» **DATA FOR THE TASK**:
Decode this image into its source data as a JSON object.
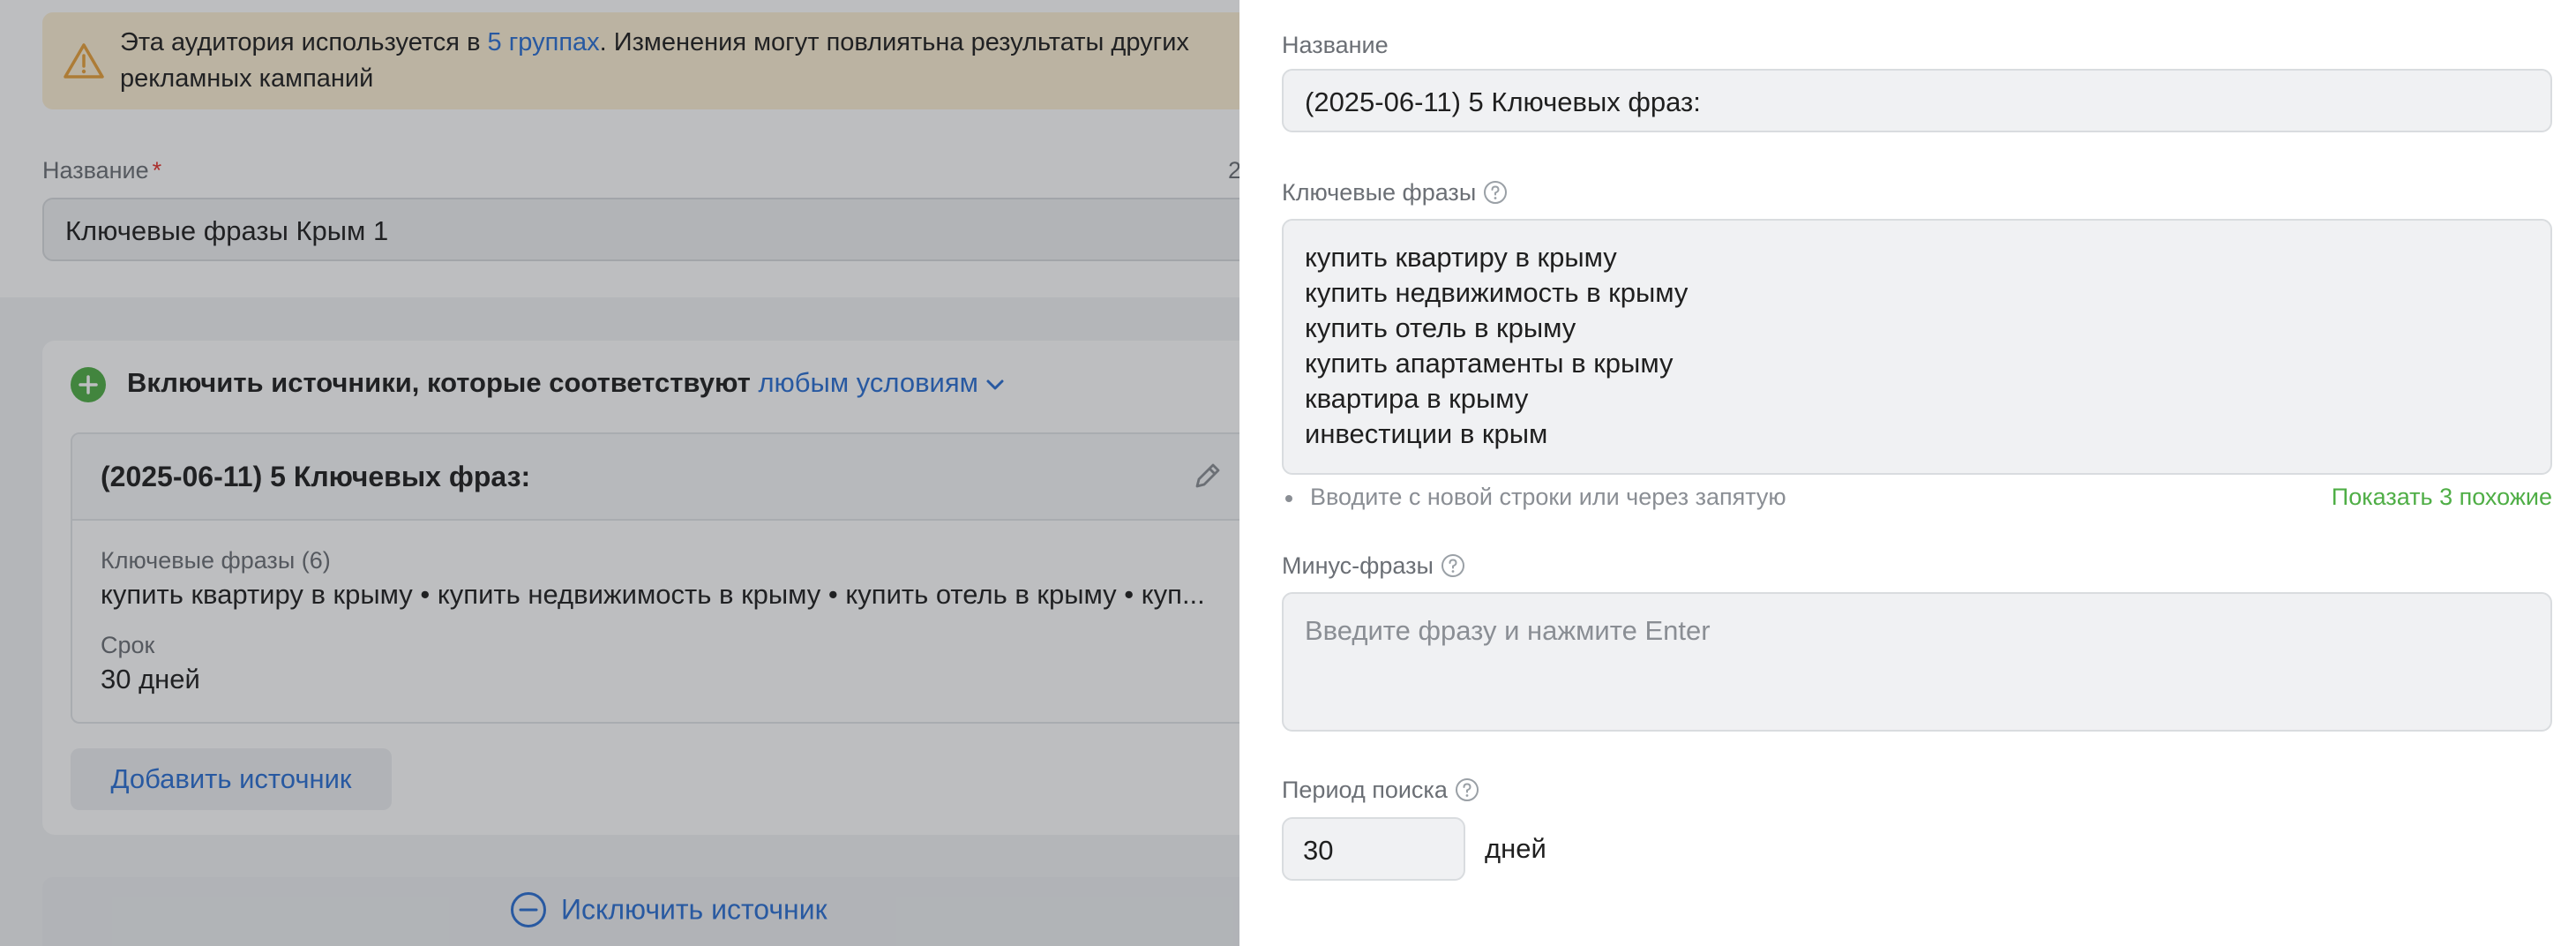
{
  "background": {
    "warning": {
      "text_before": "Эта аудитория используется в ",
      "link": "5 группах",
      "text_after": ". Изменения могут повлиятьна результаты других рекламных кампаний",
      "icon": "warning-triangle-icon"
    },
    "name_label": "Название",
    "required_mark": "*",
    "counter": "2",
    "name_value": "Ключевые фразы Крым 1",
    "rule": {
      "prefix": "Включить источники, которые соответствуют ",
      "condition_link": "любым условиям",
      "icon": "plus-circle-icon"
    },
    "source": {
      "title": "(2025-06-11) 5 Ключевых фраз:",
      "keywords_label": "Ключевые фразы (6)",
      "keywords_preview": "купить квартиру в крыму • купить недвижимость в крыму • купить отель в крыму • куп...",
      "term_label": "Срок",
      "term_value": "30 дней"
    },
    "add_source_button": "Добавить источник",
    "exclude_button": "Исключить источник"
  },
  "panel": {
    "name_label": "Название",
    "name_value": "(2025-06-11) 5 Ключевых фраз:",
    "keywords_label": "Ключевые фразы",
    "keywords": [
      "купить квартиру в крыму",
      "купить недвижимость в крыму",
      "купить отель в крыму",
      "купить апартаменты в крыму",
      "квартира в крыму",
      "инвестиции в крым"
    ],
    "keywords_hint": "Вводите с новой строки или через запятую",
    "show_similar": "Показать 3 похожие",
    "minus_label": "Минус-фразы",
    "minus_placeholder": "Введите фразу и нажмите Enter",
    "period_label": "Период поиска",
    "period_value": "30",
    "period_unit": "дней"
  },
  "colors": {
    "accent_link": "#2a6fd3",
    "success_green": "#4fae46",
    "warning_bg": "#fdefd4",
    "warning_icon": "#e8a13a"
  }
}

» **WHAT TO WORK ON**: From the listing above, copy out each line where the word "Ключевых" appears.

» **EXPECTED ANSWER**:
      "title": "(2025-06-11) 5 Ключевых фраз:",
    "name_value": "(2025-06-11) 5 Ключевых фраз:",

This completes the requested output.